笹山晴生他著『詳説日本史』'(山川出版 教科書センター用見本)P218-219

  享保の改革というのは、18世紀の前半に8代将軍の吉宗がおこなった改革ですから、その直前の、1705(宝永2)年に鹿児島県の山川港にサツマイモが伝来していたのは、時代的にはよくわかる話です。

 ちょっと詳しく解説します。
 サツマイモの原産地は、中南米です。15世紀末にコロンブスがカリブ海に到達し、それ以降サツマイモがヨーロッパを経由してアジアに伝播していきます。(ヨーロッパ人によらない伝播としては、太平洋のイースターとなどのポリネシアの島々への伝播があります。また、同じヨーロッパ人でも、スペイン人は、支配したメキシコから太平洋を渡ってフィリピンに伝えています。)

+++

## 練習問題:
本文のうち「享保の改革というのは、18世」を含むところから書き始め、「フィリピンに伝えています。)」まで書いて終えなさい。その際、「サツマイモ」を「甘藷」に改めること。

## 提供データ:
+++

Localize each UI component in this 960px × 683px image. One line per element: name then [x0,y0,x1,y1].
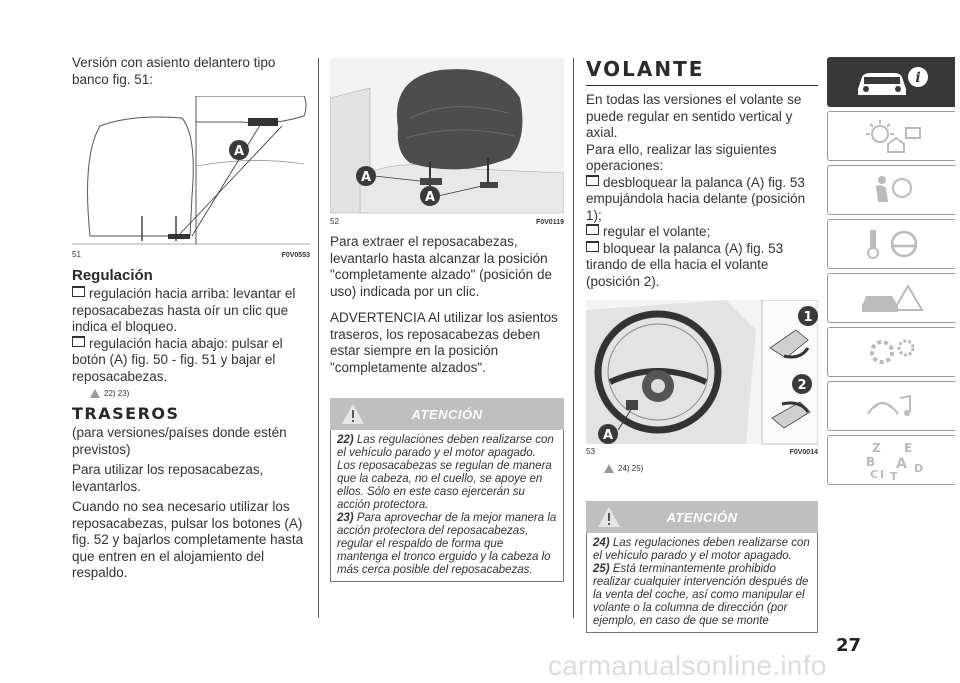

+++

## 解答:
享保の改革というのは、18世紀の前半に8代将軍の吉宗がおこなった改革ですから、その直前の、1705(宝永2)年に鹿児島県の山川港に甘藷が伝来していたのは、時代的にはよくわかる話です。

 ちょっと詳しく解説します。
 甘藷の原産地は、中南米です。15世紀末にコロンブスがカリブ海に到達し、それ以降甘藷がヨーロッパを経由してアジアに伝播していきます。(ヨーロッパ人によらない伝播としては、太平洋のイースターとなどのポリネシアの島々への伝播があります。また、同じヨーロッパ人でも、スペイン人は、支配したメキシコから太平洋を渡ってフィリピンに伝えています。)